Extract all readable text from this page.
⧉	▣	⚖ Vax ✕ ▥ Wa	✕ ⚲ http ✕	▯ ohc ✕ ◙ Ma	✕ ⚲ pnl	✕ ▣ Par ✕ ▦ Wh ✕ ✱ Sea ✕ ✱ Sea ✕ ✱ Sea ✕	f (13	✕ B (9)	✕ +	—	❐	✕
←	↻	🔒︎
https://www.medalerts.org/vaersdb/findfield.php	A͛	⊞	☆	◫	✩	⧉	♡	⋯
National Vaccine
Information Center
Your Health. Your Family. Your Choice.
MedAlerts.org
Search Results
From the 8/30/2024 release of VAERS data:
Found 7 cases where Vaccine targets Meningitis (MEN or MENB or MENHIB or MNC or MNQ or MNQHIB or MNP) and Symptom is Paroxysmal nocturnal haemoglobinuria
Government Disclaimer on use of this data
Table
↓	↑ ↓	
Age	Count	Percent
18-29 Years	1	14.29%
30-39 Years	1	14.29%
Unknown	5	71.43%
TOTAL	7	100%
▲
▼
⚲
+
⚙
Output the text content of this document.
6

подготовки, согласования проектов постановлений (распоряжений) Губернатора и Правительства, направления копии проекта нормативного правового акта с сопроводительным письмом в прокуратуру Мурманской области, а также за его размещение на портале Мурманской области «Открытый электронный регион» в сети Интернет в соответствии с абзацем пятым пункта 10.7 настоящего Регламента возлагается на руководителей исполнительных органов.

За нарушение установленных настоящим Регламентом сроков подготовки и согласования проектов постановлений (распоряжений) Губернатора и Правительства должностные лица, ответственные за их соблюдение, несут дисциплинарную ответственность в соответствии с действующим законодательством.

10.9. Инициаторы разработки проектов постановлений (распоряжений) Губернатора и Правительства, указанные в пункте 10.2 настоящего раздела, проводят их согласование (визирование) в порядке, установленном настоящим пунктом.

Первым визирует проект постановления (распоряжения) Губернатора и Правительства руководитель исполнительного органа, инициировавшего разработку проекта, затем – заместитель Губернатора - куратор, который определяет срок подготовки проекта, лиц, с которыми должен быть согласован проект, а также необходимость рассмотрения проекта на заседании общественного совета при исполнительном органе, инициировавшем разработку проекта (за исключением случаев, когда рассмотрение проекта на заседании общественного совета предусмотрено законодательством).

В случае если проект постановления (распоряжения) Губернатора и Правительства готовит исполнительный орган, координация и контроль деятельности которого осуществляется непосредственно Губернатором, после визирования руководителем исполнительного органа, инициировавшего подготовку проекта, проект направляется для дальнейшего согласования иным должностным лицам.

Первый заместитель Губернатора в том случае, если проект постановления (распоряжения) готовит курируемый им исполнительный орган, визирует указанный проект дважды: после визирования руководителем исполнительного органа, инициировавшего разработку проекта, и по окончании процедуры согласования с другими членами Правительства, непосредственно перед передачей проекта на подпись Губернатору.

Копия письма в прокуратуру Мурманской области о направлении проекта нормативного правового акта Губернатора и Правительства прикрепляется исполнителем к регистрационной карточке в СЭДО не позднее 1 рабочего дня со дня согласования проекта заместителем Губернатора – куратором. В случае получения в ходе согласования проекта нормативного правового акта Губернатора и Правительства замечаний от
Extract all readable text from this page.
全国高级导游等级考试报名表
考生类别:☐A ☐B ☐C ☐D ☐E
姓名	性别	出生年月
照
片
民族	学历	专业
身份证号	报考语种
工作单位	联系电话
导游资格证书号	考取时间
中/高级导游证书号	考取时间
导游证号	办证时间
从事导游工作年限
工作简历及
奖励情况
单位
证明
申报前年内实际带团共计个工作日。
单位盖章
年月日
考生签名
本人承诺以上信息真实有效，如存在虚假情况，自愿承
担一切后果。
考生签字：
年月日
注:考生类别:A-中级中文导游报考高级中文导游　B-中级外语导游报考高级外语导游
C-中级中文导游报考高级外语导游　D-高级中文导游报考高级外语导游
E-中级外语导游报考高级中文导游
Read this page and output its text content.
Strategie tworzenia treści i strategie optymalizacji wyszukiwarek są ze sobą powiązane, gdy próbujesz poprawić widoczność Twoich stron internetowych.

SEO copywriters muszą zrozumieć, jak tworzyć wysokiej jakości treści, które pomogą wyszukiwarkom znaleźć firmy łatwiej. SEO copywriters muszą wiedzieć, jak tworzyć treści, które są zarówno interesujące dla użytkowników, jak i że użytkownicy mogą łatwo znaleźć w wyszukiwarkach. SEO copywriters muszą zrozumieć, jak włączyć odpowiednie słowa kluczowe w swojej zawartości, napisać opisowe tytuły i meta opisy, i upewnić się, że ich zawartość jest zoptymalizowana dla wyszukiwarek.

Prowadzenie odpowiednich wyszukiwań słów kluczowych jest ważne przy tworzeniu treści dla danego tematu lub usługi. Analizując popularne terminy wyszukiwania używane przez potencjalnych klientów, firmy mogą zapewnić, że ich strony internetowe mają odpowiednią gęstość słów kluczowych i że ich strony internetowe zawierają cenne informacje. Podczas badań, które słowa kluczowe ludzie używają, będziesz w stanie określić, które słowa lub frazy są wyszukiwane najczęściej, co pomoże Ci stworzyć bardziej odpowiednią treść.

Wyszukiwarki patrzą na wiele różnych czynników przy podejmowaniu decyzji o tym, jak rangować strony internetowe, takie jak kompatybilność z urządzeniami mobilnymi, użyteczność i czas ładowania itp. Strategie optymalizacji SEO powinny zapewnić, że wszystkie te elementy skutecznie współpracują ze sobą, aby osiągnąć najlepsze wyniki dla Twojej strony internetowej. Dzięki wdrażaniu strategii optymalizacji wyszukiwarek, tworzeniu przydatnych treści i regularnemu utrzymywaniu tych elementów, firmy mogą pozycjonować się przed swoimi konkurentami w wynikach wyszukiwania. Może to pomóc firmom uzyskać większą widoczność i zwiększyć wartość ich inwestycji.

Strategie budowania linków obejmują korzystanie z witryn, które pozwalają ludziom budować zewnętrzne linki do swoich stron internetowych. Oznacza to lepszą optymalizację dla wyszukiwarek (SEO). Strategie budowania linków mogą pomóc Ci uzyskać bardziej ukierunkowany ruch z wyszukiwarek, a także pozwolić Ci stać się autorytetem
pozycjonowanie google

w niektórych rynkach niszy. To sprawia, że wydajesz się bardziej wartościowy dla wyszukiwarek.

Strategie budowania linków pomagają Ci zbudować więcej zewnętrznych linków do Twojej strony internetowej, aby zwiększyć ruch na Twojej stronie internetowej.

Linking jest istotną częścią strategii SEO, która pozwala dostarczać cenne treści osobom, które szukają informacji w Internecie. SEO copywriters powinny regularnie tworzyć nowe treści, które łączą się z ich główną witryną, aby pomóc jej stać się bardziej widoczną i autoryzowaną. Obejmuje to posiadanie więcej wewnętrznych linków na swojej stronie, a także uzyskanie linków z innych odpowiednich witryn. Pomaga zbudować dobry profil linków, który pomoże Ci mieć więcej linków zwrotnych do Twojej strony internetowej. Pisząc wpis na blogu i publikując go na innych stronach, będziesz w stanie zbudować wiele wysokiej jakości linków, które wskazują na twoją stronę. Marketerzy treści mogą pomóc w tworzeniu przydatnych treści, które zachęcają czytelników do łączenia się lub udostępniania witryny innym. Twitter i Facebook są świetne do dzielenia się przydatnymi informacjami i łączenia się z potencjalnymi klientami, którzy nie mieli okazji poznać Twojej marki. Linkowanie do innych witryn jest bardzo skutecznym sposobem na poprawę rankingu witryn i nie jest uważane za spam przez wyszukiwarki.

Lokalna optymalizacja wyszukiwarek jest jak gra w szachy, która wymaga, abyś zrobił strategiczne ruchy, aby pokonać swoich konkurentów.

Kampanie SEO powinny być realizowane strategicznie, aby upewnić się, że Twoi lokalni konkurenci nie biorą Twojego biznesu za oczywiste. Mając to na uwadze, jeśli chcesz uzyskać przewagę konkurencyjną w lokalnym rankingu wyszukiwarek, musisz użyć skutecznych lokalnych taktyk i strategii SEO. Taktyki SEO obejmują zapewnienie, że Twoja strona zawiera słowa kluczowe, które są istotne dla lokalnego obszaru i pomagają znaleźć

=-=-=

▶ _REQUEST_
Copy each line from the data above that includes "考生类别".

▶ _EXERCISE RESULT_
考生类别:☐A ☐B ☐C ☐D ☐E
注:考生类别:A-中级中文导游报考高级中文导游　B-中级外语导游报考高级外语导游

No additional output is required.